Copy each line containing the word "Technology" from the records that follow, please.

Source records
** Start **

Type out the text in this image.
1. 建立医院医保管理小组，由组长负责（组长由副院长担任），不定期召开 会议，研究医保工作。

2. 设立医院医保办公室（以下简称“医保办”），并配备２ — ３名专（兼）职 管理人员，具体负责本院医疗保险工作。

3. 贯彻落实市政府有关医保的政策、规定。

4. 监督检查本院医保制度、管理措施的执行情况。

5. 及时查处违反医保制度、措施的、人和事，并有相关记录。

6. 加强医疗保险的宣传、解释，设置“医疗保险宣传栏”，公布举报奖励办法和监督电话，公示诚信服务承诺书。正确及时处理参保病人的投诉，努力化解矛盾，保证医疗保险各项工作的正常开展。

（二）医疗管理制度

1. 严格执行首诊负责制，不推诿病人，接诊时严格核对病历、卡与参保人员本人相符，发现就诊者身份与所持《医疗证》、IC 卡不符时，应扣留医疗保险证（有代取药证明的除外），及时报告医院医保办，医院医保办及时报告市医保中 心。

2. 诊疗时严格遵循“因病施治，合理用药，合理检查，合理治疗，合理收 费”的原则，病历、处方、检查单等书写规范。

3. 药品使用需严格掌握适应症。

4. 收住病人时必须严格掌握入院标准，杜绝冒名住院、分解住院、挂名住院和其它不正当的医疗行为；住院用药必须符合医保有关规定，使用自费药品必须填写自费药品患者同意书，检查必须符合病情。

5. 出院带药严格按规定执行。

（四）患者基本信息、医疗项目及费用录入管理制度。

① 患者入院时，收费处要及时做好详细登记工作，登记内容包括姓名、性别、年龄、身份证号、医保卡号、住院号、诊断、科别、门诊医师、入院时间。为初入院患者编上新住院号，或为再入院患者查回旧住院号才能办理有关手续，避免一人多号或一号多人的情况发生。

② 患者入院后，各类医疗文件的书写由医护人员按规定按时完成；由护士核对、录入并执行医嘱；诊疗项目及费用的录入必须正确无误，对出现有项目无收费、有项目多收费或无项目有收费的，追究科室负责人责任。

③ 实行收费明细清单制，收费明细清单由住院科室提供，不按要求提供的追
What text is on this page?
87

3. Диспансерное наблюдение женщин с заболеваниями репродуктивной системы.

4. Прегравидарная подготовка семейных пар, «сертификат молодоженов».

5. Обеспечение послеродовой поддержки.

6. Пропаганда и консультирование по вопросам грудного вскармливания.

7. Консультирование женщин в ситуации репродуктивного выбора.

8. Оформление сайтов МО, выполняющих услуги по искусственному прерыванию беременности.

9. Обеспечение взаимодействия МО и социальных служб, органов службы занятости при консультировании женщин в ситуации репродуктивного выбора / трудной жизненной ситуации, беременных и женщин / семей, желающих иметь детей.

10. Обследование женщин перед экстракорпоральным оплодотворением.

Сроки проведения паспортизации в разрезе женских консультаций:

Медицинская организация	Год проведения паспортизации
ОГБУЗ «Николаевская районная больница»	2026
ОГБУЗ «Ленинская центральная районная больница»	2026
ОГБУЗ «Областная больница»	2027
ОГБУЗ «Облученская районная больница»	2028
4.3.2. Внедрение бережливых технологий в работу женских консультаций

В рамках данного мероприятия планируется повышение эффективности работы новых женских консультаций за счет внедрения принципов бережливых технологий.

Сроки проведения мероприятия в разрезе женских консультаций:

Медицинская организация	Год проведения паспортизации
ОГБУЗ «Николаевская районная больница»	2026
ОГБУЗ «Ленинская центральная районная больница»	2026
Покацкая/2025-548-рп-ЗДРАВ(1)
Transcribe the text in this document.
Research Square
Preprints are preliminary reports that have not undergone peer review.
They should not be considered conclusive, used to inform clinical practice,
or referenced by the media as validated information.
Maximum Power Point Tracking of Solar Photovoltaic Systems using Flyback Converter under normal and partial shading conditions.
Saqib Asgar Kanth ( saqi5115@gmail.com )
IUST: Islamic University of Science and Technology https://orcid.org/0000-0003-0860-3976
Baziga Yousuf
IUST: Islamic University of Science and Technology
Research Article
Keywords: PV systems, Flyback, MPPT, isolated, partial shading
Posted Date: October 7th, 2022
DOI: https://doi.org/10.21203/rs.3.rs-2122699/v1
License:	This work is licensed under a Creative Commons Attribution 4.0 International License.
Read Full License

** End **

WRITTEN RESPONSE.
IUST: Islamic University of Science and Technology https://orcid.org/0000-0003-0860-3976
IUST: Islamic University of Science and Technology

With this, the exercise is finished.